(TASK DETAILS):
Without the images, write out all of the following entries exactly.

(DATA ROWS):
══════════════════════════════
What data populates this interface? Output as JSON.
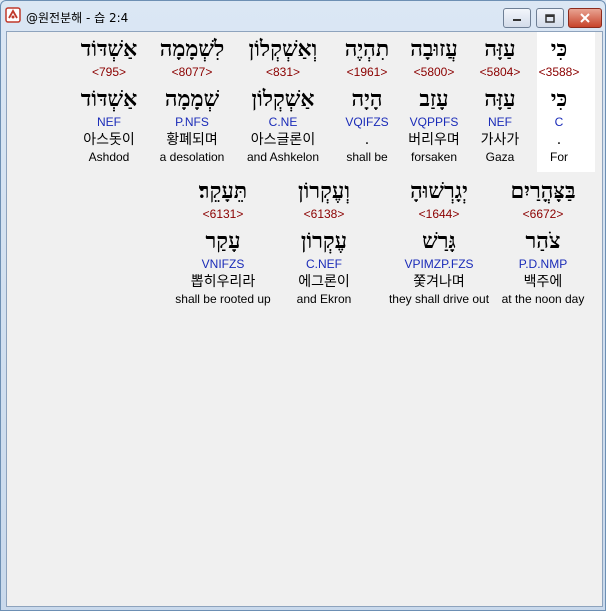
{
  "window": {
    "title": "@원전분해 - 습 2:4"
  },
  "rows": [
    {
      "words": [
        {
          "hebrew": "אַשְׁדּוֹד",
          "strong": "<795>",
          "lemma": "אַשְׁדּוֹד",
          "morph": "NEF",
          "korean": "아스돗이",
          "english": "Ashdod"
        },
        {
          "hebrew": "לִשְׁמָמָה",
          "strong": "<8077>",
          "lemma": "שְׁמָמָה",
          "morph": "P.NFS",
          "korean": "황폐되며",
          "english": "a desolation"
        },
        {
          "hebrew": "וְאַשְׁקְלוֹן",
          "strong": "<831>",
          "lemma": "אַשְׁקְלוֹן",
          "morph": "C.NE",
          "korean": "아스글론이",
          "english": "and Ashkelon"
        },
        {
          "hebrew": "תִהְיֶה",
          "strong": "<1961>",
          "lemma": "הָיָה",
          "morph": "VQIFZS",
          "korean": ".",
          "english": "shall be"
        },
        {
          "hebrew": "עֲזוּבָה",
          "strong": "<5800>",
          "lemma": "עָזַב",
          "morph": "VQPPFS",
          "korean": "버리우며",
          "english": "forsaken"
        },
        {
          "hebrew": "עַזָּה",
          "strong": "<5804>",
          "lemma": "עַזָּה",
          "morph": "NEF",
          "korean": "가사가",
          "english": "Gaza"
        },
        {
          "hebrew": "כִּי",
          "strong": "<3588>",
          "lemma": "כִּי",
          "morph": "C",
          "korean": ".",
          "english": "For"
        }
      ]
    },
    {
      "words": [
        {
          "hebrew": "תֵּעָקֵר׃",
          "strong": "<6131>",
          "lemma": "עָקַר",
          "morph": "VNIFZS",
          "korean": "뽑히우리라",
          "english": "shall be rooted up"
        },
        {
          "hebrew": "וְעֶקְרוֹן",
          "strong": "<6138>",
          "lemma": "עֶקְרוֹן",
          "morph": "C.NEF",
          "korean": "에그론이",
          "english": "and Ekron"
        },
        {
          "hebrew": "יְגָרְשׁוּהָ",
          "strong": "<1644>",
          "lemma": "גָּרַשׁ",
          "morph": "VPIMZP.FZS",
          "korean": "쫓겨나며",
          "english": "they shall drive out"
        },
        {
          "hebrew": "בַּצָּהֳרַיִם",
          "strong": "<6672>",
          "lemma": "צֹהַר",
          "morph": "P.D.NMP",
          "korean": "백주에",
          "english": "at the noon day"
        }
      ]
    }
  ]
}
══════════════════════════════
(EXPECTED ANSWER):
What data populates this interface? Output as JSON.
{
  "window": {
    "title": "@원전분해 - 습 2:4"
  },
  "rows": [
    {
      "words": [
        {
          "hebrew": "אַשְׁדּוֹד",
          "strong": "<795>",
          "lemma": "אַשְׁדּוֹד",
          "morph": "NEF",
          "korean": "아스돗이",
          "english": "Ashdod"
        },
        {
          "hebrew": "לִשְׁמָמָה",
          "strong": "<8077>",
          "lemma": "שְׁמָמָה",
          "morph": "P.NFS",
          "korean": "황폐되며",
          "english": "a desolation"
        },
        {
          "hebrew": "וְאַשְׁקְלוֹן",
          "strong": "<831>",
          "lemma": "אַשְׁקְלוֹן",
          "morph": "C.NE",
          "korean": "아스글론이",
          "english": "and Ashkelon"
        },
        {
          "hebrew": "תִהְיֶה",
          "strong": "<1961>",
          "lemma": "הָיָה",
          "morph": "VQIFZS",
          "korean": ".",
          "english": "shall be"
        },
        {
          "hebrew": "עֲזוּבָה",
          "strong": "<5800>",
          "lemma": "עָזַב",
          "morph": "VQPPFS",
          "korean": "버리우며",
          "english": "forsaken"
        },
        {
          "hebrew": "עַזָּה",
          "strong": "<5804>",
          "lemma": "עַזָּה",
          "morph": "NEF",
          "korean": "가사가",
          "english": "Gaza"
        },
        {
          "hebrew": "כִּי",
          "strong": "<3588>",
          "lemma": "כִּי",
          "morph": "C",
          "korean": ".",
          "english": "For"
        }
      ]
    },
    {
      "words": [
        {
          "hebrew": "תֵּעָקֵר׃",
          "strong": "<6131>",
          "lemma": "עָקַר",
          "morph": "VNIFZS",
          "korean": "뽑히우리라",
          "english": "shall be rooted up"
        },
        {
          "hebrew": "וְעֶקְרוֹן",
          "strong": "<6138>",
          "lemma": "עֶקְרוֹן",
          "morph": "C.NEF",
          "korean": "에그론이",
          "english": "and Ekron"
        },
        {
          "hebrew": "יְגָרְשׁוּהָ",
          "strong": "<1644>",
          "lemma": "גָּרַשׁ",
          "morph": "VPIMZP.FZS",
          "korean": "쫓겨나며",
          "english": "they shall drive out"
        },
        {
          "hebrew": "בַּצָּהֳרַיִם",
          "strong": "<6672>",
          "lemma": "צֹהַר",
          "morph": "P.D.NMP",
          "korean": "백주에",
          "english": "at the noon day"
        }
      ]
    }
  ]
}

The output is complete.